* _Vorgegebener Text_
Großer Nachholbedarf im Wohnungsbau
Laut Angaben der Interamerikanischen Entwicklungsbank (IDB) leben in Lateinamerika und der Karibik 86 Millionen Haushalte in informellen Stadtvierteln, denen es an grundlegenden Dienstleistungen mangelt. Das entspricht rund einem Viertel der gesamten städtischen Bevölkerung. Den Mangel an Wohnraum beziffert die IDB auf über 23 Millionen Wohnungen. Mehr als 43 Millionen Häuser befinden sich zudem in einem schlechten Zustand.
Gründe für die Rückstände liegen an der weitverbreiteten Armut und Ungleichheit. Rund 33,7 Prozent der Bevölkerung der Region lebten 2022 unter der Armutsgrenze (2018: 29,8 Prozent), schreibt die UN-Wirtschaftskommission für Lateinamerika und die Karibik (CEPAL). Hinzu kommen knappe öffentliche Kassen.
Gelingt es jedoch, die Wirtschaft und Kaufkraft weiter anzukurbeln, bietet sich entsprechend ein riesiges Nachholpotenzial für die Bauwirtschaft. Die Prognosen des Internationalen Währungsfonds (IWF) sehen für die großen Staaten der Region mittelfristig aber ein für Schwellenländer verhältnismäßig geringes Wirtschaftswachstum vor.
Hohe Zinsen und teure Baustoffe bremsen Hochbau
Gebremst werden die Aktivitäten im Wohnungsbau aktuell durch hohe Zinsen und die stark gestiegenen Preise für Baustoffe. In Mexiko etwa lag der Umsatz im Wohnungsbau im 1. Halbjahr 2022 rund ein Drittel unter dem Niveau von 2019. Aufgrund mangelnder Finanzmittel stockt in Brasilien der Bau vieler öffentlicher Gebäude, darunter für Bildungseinrichtungen. Allerdings will der seit Anfang 2023 amtierende Präsident Lula da Silva das öffentliche Bildungswesen wieder stärker fördern.

* _Auszug aus Daten_
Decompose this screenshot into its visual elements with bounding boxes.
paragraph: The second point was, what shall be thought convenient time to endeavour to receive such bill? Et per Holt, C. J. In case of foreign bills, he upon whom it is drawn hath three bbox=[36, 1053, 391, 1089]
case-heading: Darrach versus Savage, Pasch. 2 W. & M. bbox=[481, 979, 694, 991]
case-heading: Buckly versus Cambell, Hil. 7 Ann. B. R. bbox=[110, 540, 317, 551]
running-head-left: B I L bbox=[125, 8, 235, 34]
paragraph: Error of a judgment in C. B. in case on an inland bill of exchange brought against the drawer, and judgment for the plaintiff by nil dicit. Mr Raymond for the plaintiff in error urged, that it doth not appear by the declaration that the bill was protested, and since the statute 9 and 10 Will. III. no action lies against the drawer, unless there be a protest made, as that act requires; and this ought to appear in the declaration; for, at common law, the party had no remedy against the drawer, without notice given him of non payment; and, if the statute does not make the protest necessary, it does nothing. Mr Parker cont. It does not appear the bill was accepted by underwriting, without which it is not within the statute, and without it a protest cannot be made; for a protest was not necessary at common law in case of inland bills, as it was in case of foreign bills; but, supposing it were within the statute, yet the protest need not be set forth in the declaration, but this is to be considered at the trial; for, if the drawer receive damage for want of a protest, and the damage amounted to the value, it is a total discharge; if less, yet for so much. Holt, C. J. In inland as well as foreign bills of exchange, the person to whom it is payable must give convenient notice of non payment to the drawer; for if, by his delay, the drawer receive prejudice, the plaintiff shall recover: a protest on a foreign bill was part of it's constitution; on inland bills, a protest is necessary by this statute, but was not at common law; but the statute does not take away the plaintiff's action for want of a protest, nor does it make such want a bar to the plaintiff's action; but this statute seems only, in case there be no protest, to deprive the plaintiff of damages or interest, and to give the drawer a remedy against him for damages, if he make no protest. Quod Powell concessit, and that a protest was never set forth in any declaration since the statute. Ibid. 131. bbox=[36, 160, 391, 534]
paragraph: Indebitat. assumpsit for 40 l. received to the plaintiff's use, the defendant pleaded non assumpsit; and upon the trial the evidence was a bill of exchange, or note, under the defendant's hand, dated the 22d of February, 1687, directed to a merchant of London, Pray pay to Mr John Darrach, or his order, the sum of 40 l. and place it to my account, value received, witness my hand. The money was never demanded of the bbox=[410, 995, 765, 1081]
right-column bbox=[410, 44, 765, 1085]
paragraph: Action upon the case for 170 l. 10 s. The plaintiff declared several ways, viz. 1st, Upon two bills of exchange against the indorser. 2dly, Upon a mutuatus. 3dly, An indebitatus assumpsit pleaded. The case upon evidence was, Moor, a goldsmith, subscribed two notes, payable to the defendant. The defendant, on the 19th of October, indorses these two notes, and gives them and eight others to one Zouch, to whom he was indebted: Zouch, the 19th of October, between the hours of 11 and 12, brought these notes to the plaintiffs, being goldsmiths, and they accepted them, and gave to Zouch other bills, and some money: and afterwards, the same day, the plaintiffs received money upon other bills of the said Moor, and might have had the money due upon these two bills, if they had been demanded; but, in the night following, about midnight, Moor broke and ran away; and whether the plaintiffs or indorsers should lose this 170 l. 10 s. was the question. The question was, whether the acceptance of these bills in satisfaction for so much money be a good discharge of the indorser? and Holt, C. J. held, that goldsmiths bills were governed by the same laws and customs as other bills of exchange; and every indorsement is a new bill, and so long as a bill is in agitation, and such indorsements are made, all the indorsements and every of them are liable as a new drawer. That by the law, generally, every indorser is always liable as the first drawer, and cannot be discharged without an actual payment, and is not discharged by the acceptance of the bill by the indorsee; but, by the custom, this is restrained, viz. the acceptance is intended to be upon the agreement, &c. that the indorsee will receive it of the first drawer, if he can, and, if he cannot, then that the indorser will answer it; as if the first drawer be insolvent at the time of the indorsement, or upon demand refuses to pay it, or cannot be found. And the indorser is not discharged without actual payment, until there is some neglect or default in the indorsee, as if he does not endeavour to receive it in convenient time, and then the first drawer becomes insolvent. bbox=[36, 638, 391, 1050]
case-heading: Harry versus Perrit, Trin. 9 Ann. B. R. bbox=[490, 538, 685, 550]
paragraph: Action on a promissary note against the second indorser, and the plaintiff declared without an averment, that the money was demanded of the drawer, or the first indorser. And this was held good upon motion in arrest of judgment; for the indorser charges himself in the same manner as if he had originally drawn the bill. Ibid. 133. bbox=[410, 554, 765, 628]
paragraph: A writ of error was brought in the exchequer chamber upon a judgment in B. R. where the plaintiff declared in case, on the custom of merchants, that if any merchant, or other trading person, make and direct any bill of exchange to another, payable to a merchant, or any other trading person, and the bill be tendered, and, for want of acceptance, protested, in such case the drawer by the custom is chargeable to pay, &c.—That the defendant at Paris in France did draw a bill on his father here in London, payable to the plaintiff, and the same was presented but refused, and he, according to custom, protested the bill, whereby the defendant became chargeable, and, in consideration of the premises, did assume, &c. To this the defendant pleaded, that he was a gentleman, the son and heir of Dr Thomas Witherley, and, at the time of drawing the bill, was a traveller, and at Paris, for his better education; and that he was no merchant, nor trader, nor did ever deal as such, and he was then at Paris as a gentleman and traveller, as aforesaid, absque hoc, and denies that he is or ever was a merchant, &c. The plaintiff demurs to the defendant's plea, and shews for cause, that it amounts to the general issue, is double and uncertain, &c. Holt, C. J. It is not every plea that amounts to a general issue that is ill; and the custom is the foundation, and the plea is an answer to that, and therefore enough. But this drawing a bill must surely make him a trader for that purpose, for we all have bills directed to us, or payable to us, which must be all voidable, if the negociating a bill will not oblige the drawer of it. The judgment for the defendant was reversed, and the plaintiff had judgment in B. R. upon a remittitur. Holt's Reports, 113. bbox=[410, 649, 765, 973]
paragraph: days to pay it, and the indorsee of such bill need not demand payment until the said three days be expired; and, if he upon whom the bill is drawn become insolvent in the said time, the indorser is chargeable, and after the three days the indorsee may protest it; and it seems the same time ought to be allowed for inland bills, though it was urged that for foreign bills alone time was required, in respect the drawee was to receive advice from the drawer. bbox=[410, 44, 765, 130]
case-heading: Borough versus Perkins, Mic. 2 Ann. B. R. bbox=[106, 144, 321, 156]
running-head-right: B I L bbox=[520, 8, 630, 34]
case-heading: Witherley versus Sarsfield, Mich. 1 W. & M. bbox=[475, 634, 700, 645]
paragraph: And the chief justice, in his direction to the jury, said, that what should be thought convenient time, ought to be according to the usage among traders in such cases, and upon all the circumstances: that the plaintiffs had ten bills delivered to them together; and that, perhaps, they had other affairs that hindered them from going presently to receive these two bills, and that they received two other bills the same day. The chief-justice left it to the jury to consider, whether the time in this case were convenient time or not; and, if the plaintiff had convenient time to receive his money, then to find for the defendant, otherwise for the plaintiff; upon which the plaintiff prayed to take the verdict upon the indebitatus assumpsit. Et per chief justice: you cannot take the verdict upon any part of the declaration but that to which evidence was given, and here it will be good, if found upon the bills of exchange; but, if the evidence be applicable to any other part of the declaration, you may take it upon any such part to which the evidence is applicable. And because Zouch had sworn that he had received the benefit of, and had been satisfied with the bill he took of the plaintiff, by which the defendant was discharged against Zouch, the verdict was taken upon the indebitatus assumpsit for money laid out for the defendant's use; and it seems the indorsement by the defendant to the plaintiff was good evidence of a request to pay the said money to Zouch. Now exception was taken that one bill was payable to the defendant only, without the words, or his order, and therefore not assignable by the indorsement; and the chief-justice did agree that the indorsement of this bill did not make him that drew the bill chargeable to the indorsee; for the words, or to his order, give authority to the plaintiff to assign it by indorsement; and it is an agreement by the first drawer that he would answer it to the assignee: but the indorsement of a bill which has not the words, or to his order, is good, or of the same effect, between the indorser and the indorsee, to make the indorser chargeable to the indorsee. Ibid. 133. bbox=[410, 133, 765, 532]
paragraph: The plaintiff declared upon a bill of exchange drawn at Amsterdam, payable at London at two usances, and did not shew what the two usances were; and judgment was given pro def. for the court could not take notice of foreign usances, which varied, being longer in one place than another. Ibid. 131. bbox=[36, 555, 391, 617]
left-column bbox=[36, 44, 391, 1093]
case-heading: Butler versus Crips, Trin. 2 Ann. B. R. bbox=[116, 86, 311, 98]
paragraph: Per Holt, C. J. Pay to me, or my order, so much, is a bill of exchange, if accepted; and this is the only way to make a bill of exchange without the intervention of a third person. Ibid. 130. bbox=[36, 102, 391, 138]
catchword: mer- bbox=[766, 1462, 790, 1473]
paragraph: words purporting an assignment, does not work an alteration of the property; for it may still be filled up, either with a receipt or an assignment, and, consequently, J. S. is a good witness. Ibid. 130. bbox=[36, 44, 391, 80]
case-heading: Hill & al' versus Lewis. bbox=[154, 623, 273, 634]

* _Die Aufgabe_
Kannst du den Text über den Wohnungsbau in Lateinamerika vollständig und wortgetreu wiederholen? Die Daten stehen in keinem Zusammenhang mit dem Text.

* _Antwort zur Übung_
Großer Nachholbedarf im Wohnungsbau
Laut Angaben der Interamerikanischen Entwicklungsbank (IDB) leben in Lateinamerika und der Karibik 86 Millionen Haushalte in informellen Stadtvierteln, denen es an grundlegenden Dienstleistungen mangelt. Das entspricht rund einem Viertel der gesamten städtischen Bevölkerung. Den Mangel an Wohnraum beziffert die IDB auf über 23 Millionen Wohnungen. Mehr als 43 Millionen Häuser befinden sich zudem in einem schlechten Zustand.
Gründe für die Rückstände liegen an der weitverbreiteten Armut und Ungleichheit. Rund 33,7 Prozent der Bevölkerung der Region lebten 2022 unter der Armutsgrenze (2018: 29,8 Prozent), schreibt die UN-Wirtschaftskommission für Lateinamerika und die Karibik (CEPAL). Hinzu kommen knappe öffentliche Kassen.
Gelingt es jedoch, die Wirtschaft und Kaufkraft weiter anzukurbeln, bietet sich entsprechend ein riesiges Nachholpotenzial für die Bauwirtschaft. Die Prognosen des Internationalen Währungsfonds (IWF) sehen für die großen Staaten der Region mittelfristig aber ein für Schwellenländer verhältnismäßig geringes Wirtschaftswachstum vor.
Hohe Zinsen und teure Baustoffe bremsen Hochbau
Gebremst werden die Aktivitäten im Wohnungsbau aktuell durch hohe Zinsen und die stark gestiegenen Preise für Baustoffe. In Mexiko etwa lag der Umsatz im Wohnungsbau im 1. Halbjahr 2022 rund ein Drittel unter dem Niveau von 2019. Aufgrund mangelnder Finanzmittel stockt in Brasilien der Bau vieler öffentlicher Gebäude, darunter für Bildungseinrichtungen. Allerdings will der seit Anfang 2023 amtierende Präsident Lula da Silva das öffentliche Bildungswesen wieder stärker fördern.